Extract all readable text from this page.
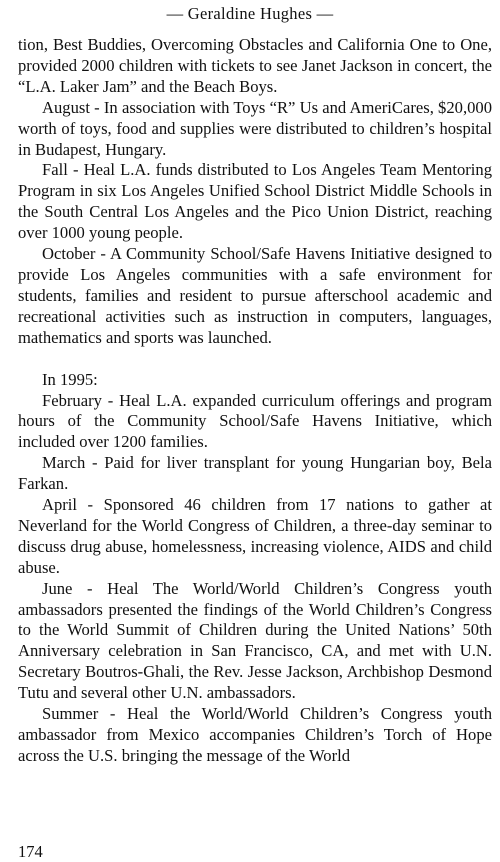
— Geraldine Hughes —

tion, Best Buddies, Overcoming Obstacles and California One to One, provided 2000 children with tickets to see Janet Jackson in concert, the “L.A. Laker Jam” and the Beach Boys.

August - In association with Toys “R” Us and AmeriCares, $20,000 worth of toys, food and supplies were distributed to children’s hospital in Budapest, Hungary.

Fall - Heal L.A. funds distributed to Los Angeles Team Mentoring Program in six Los Angeles Unified School District Middle Schools in the South Central Los Angeles and the Pico Union District, reaching over 1000 young people.

October - A Community School/Safe Havens Initiative designed to provide Los Angeles communities with a safe environment for students, families and resident to pursue afterschool academic and recreational activities such as instruction in computers, languages, mathematics and sports was launched.

In 1995:

February - Heal L.A. expanded curriculum offerings and program hours of the Community School/Safe Havens Initiative, which included over 1200 families.

March - Paid for liver transplant for young Hungarian boy, Bela Farkan.

April - Sponsored 46 children from 17 nations to gather at Neverland for the World Congress of Children, a three-day seminar to discuss drug abuse, homelessness, increasing violence, AIDS and child abuse.

June - Heal The World/World Children’s Congress youth ambassadors presented the findings of the World Children’s Congress to the World Summit of Children during the United Nations’ 50th Anniversary celebration in San Francisco, CA, and met with U.N. Secretary Boutros-Ghali, the Rev. Jesse Jackson, Archbishop Desmond Tutu and several other U.N. ambassadors.

Summer - Heal the World/World Children’s Congress youth ambassador from Mexico accompanies Children’s Torch of Hope across the U.S. bringing the message of the World

174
_ _ _
GIVEN REQUEST:
Out of the records, collect only those lines that contain the string "youth".

TASK RESPONSE:
June - Heal The World/World Children’s Congress youth ambassadors presented the findings of the World Children’s Congress to the World Summit of Children during the United Nations’ 50th Anniversary celebration in San Francisco, CA, and met with U.N. Secretary Boutros-Ghali, the Rev. Jesse Jackson, Archbishop Desmond Tutu and several other U.N. ambassadors.
Summer - Heal the World/World Children’s Congress youth ambassador from Mexico accompanies Children’s Torch of Hope across the U.S. bringing the message of the World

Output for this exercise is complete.